_Request_: Filter the entries, keeping every line with the word "Forward".

_Records to process_:
☆ ☆ ☆ ☆ ☆ ☆ ☆

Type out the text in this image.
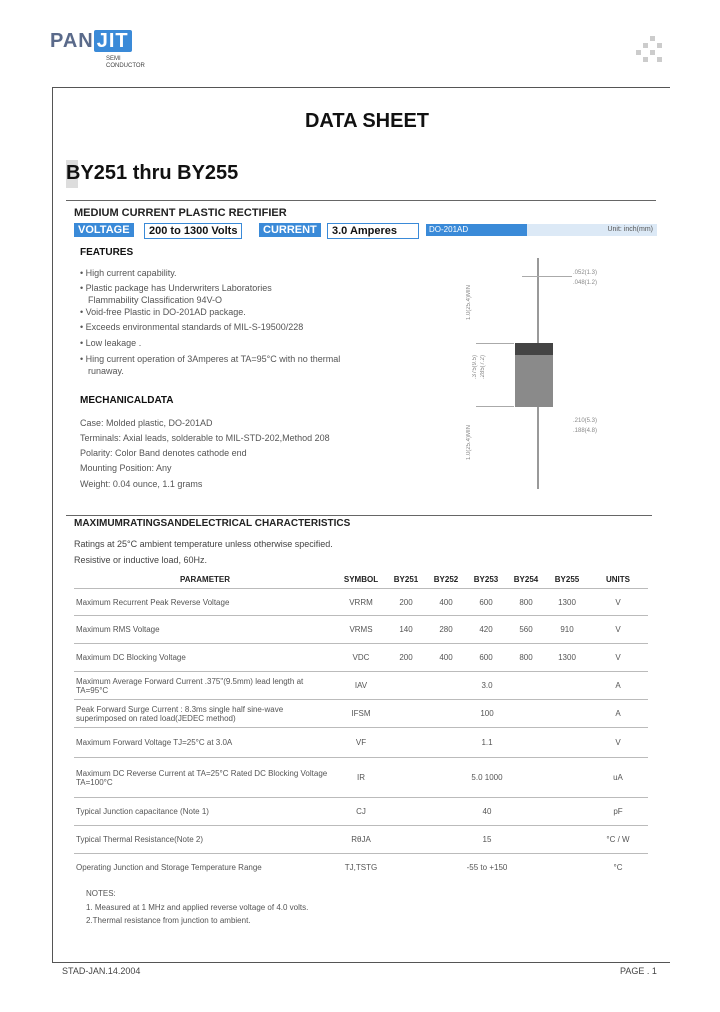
PAN JIT
SEMI
CONDUCTOR
DATA SHEET
BY251 thru BY255
MEDIUM CURRENT PLASTIC RECTIFIER
VOLTAGE	200 to 1300 Volts	CURRENT	3.0 Amperes	DO-201AD	Unit: inch(mm)
FEATURES
• High current capability.
• Plastic package has Underwriters Laboratories
Flammability Classification 94V-O
• Void-free Plastic in DO-201AD package.
• Exceeds environmental standards of MIL-S-19500/228
• Low leakage .
• Hing current operation of 3Amperes at TA=95°C with no thermal
runaway.
MECHANICALDATA
Case: Molded plastic, DO-201AD
Terminals: Axial leads, solderable to MIL-STD-202,Method 208
Polarity: Color Band denotes cathode end
Mounting Position: Any
Weight: 0.04 ounce, 1.1 grams
.052(1.3)
.048(1.2)
1.0(25.4)MIN
.375(9.5) .285(7.2)
.210(5.3)
.188(4.8)
1.0(25.4)MIN
MAXIMUMRATINGSANDELECTRICAL CHARACTERISTICS
Ratings at 25°C ambient temperature unless otherwise specified.
Resistive or inductive load, 60Hz.
PARAMETER	SYMBOL	BY251	BY252	BY253	BY254	BY255	UNITS
Maximum Recurrent Peak Reverse Voltage	VRRM	200	400	600	800	1300	V
Maximum RMS Voltage	VRMS	140	280	420	560	910	V
Maximum DC Blocking Voltage	VDC	200	400	600	800	1300	V
Maximum Average Forward Current .375"(9.5mm) lead length at TA=95°C	IAV	3.0					A
Peak Forward Surge Current : 8.3ms single half sine-wave superimposed on rated load(JEDEC method)	IFSM	100					A
Maximum Forward Voltage TJ=25°C at 3.0A	VF	1.1					V
Maximum DC Reverse Current at TA=25°C Rated DC Blocking Voltage TA=100°C	IR	5.0 1000					uA
Typical Junction capacitance (Note 1)	CJ	40					pF
Typical Thermal Resistance(Note 2)	RθJA	15					°C / W
Operating Junction and Storage Temperature Range	TJ,TSTG	-55 to +150					°C
NOTES:
1. Measured at 1 MHz and applied reverse voltage of 4.0 volts.
2.Thermal resistance from junction to ambient.
STAD-JAN.14.2004	PAGE . 1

☆ ☆ ☆ ☆ ☆ ☆ ☆

_Solution to this task_:
Maximum Average Forward Current .375"(9.5mm) lead length at TA=95°C	IAV	3.0					A
Peak Forward Surge Current : 8.3ms single half sine-wave superimposed on rated load(JEDEC method)	IFSM	100					A
Maximum Forward Voltage TJ=25°C at 3.0A	VF	1.1					V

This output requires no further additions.